### AIM
Set all the material down again unchanged, without the pictures.

:: ROWS

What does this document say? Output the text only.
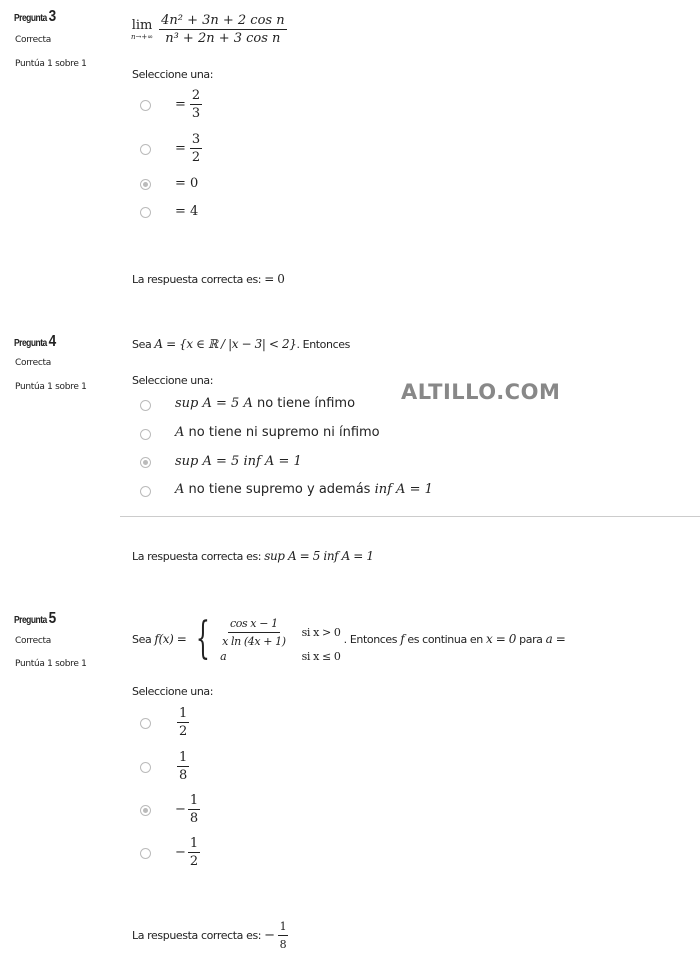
Pregunta 3
Correcta
Puntúa 1 sobre 1
lim
$n\to+\infty \frac{\text{4n² + 3n + 2 cos n}}{\text{n³ + 2n + 3 cos n}}$
Seleccione una:
= $\frac{2}{3}$
= $\frac{3}{2}$
= 0
= 4
La respuesta correcta es: = 0
Pregunta 4
Correcta
Puntúa 1 sobre 1
Sea A = {x ∈ ℝ / |x − 3| < 2}. Entonces
Seleccione una:	ALTILLO.COM
sup A = 5 A no tiene ínfimo
A no tiene ni supremo ni ínfimo
sup A = 5 inf A = 1
A no tiene supremo y además inf A = 1
La respuesta correcta es: sup A = 5 inf A = 1
Pregunta 5
Correcta
Puntúa 1 sobre 1
Sea
f(x) = { $\frac{\text{cos x − 1}}{\text{x ln (4x + 1)}}$ si x > 0
a	si x ≤ 0

. Entonces
f
es continua en
x = 0
para
a =
Seleccione una:
$\frac{1}{2}$
$\frac{1}{8}$
− $\frac{1}{8}$
− $\frac{1}{2}$
La respuesta correcta es: − $\frac{1}{8}$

::::

### RESULT
What does this document say? Output the text only.
Pregunta 3
Correcta
Puntúa 1 sobre 1
lim
$n\to+\infty \frac{\text{4n² + 3n + 2 cos n}}{\text{n³ + 2n + 3 cos n}}$
Seleccione una:
= $\frac{2}{3}$
= $\frac{3}{2}$
= 0
= 4
La respuesta correcta es: = 0
Pregunta 4
Correcta
Puntúa 1 sobre 1
Sea A = {x ∈ ℝ / |x − 3| < 2}. Entonces
Seleccione una:	ALTILLO.COM
sup A = 5 A no tiene ínfimo
A no tiene ni supremo ni ínfimo
sup A = 5 inf A = 1
A no tiene supremo y además inf A = 1
La respuesta correcta es: sup A = 5 inf A = 1
Pregunta 5
Correcta
Puntúa 1 sobre 1
Sea
f(x) = { $\frac{\text{cos x − 1}}{\text{x ln (4x + 1)}}$ si x > 0
a	si x ≤ 0

. Entonces
f
es continua en
x = 0
para
a =
Seleccione una:
$\frac{1}{2}$
$\frac{1}{8}$
− $\frac{1}{8}$
− $\frac{1}{2}$
La respuesta correcta es: − $\frac{1}{8}$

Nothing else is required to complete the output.